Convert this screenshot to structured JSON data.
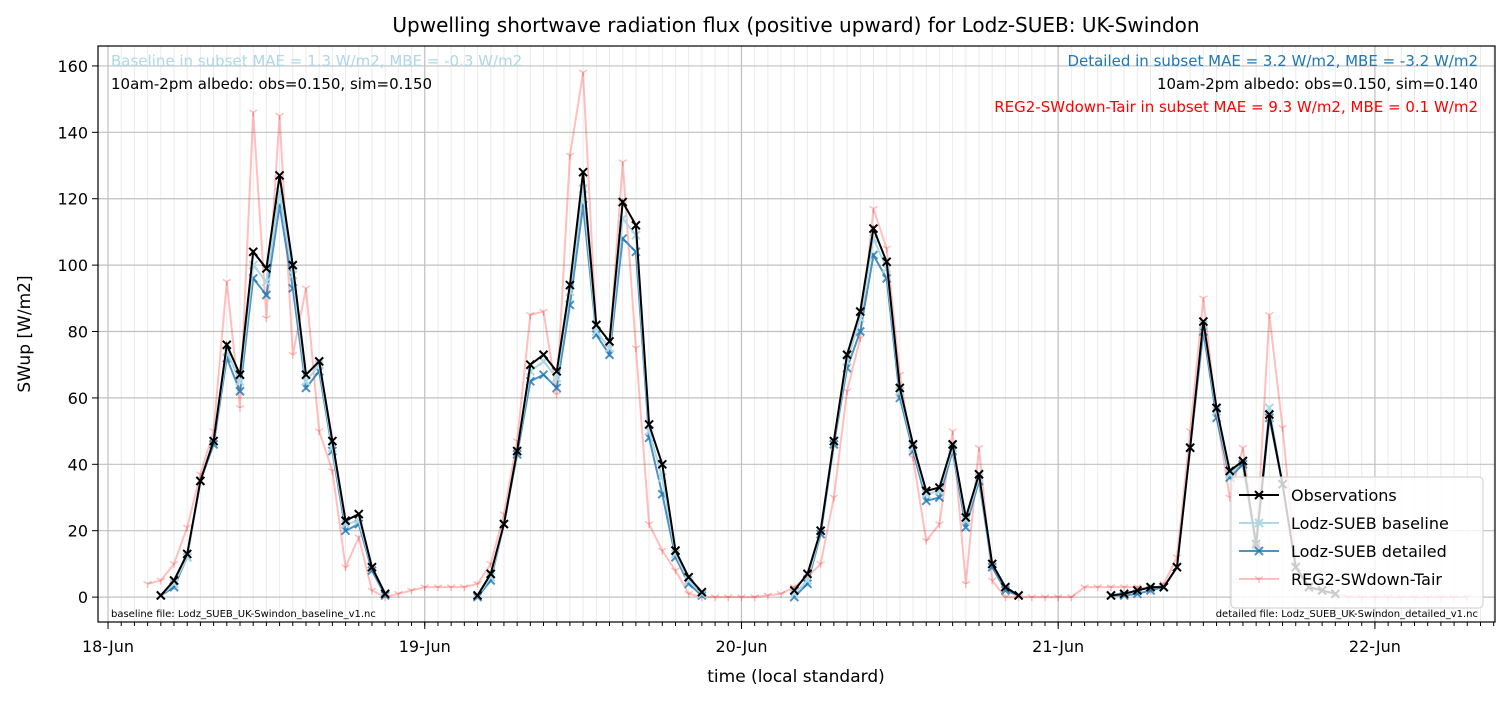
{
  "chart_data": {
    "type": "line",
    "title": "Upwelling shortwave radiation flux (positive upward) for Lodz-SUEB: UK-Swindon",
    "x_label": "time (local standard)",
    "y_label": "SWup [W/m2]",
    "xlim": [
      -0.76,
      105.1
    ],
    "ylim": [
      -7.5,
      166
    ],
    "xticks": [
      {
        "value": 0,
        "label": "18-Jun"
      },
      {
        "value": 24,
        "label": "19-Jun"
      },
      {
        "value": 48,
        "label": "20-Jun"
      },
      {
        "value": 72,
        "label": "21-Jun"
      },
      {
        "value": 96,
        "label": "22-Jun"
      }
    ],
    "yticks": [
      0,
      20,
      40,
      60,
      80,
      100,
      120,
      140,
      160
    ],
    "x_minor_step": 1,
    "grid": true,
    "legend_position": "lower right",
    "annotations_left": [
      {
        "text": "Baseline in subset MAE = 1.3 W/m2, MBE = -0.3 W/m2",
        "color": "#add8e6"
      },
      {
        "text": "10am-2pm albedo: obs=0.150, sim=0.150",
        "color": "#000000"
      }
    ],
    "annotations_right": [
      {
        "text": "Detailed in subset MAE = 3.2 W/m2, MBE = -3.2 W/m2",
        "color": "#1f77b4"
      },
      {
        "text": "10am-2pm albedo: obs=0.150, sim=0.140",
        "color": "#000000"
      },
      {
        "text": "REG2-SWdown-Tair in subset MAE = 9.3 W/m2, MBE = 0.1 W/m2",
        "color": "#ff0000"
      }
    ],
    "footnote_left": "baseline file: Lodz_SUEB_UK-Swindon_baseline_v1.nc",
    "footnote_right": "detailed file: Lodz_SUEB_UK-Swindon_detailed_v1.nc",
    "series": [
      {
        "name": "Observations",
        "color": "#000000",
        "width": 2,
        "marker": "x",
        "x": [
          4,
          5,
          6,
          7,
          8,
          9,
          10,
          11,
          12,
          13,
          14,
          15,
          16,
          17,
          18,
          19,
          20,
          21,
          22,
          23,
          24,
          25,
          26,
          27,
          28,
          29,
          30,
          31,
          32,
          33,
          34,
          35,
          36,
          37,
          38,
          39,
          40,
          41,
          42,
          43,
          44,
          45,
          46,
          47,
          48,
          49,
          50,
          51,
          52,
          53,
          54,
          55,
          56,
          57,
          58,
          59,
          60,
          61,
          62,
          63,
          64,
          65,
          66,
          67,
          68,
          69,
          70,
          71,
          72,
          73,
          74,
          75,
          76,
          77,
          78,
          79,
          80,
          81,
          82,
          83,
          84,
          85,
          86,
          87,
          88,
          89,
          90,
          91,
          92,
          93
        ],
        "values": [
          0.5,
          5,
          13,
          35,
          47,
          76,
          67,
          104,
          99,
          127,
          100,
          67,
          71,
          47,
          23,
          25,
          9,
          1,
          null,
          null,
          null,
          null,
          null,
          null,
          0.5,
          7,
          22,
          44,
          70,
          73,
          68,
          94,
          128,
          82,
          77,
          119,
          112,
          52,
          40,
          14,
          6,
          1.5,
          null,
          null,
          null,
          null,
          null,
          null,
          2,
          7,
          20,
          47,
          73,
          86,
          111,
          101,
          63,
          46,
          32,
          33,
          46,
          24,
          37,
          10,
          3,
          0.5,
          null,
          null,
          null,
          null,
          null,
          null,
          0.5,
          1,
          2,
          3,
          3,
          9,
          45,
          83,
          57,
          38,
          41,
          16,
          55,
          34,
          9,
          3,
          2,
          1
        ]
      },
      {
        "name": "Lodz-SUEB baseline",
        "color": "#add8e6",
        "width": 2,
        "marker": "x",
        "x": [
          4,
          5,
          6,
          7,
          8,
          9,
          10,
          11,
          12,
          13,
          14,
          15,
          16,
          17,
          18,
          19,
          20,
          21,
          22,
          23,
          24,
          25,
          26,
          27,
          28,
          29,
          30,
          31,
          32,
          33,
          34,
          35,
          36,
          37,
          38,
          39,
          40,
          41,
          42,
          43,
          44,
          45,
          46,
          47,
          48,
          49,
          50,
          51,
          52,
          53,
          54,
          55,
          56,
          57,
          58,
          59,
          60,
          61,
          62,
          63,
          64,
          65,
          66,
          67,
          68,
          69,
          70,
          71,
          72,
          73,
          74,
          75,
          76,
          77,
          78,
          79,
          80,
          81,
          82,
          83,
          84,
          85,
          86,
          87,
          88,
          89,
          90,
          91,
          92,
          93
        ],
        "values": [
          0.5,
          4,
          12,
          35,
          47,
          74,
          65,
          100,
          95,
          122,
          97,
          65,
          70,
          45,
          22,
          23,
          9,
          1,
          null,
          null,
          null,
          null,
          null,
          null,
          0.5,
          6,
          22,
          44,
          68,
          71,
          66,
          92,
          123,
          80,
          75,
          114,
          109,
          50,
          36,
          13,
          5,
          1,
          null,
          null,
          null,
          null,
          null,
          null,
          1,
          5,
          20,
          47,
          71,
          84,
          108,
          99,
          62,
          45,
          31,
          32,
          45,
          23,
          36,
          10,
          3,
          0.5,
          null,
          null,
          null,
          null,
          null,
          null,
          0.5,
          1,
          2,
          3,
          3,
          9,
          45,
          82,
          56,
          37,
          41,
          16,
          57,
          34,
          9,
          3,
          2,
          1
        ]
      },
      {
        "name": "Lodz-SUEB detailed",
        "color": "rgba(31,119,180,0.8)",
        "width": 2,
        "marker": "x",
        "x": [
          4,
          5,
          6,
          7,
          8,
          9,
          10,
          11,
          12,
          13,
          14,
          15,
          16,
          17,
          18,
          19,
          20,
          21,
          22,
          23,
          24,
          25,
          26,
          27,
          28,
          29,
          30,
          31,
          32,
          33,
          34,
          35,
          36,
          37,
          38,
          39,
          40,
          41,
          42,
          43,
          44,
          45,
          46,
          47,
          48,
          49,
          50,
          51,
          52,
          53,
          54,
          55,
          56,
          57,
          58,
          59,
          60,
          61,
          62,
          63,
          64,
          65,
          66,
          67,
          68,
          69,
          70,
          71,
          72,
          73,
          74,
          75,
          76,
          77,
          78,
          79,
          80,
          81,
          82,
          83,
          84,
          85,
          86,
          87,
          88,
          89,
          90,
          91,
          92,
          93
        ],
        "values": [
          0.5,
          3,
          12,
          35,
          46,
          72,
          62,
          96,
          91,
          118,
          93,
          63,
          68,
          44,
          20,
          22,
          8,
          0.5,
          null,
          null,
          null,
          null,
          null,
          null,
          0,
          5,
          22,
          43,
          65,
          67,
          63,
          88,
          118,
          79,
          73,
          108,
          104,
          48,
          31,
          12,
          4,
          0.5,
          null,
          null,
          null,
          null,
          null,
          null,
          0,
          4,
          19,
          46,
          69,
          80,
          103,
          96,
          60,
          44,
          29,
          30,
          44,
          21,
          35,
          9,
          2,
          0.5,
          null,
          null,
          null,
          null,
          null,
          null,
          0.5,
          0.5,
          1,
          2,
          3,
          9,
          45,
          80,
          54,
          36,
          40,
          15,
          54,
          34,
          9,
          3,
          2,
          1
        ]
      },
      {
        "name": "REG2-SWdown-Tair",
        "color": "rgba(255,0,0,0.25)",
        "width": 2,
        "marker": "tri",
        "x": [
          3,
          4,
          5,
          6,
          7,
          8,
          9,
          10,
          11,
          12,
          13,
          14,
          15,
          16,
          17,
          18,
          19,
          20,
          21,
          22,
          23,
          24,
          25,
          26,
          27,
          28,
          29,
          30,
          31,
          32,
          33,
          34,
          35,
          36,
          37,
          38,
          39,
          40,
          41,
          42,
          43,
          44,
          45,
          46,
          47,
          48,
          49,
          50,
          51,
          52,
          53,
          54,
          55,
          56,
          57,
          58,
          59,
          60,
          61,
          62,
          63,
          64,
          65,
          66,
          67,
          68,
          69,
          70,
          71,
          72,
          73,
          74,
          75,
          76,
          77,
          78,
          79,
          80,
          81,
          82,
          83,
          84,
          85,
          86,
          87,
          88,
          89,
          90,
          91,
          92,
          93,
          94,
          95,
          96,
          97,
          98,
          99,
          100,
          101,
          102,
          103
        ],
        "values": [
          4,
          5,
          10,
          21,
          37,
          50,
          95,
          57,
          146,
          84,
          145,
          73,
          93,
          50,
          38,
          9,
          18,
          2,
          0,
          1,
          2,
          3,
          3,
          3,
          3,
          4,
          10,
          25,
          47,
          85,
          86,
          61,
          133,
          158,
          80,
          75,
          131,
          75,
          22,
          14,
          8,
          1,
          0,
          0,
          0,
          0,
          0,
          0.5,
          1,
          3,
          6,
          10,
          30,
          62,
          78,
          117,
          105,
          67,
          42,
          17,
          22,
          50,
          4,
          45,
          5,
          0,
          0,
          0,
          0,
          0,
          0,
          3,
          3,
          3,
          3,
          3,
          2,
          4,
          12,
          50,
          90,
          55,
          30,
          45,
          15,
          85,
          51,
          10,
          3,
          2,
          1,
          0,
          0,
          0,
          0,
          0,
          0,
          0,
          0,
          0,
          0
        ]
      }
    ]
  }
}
══════
**The request:** Every line that holds the word "name" should be extracted.

**Reply to the exercise:**
        "name": "Observations",
        "name": "Lodz-SUEB baseline",
        "name": "Lodz-SUEB detailed",
        "name": "REG2-SWdown-Tair",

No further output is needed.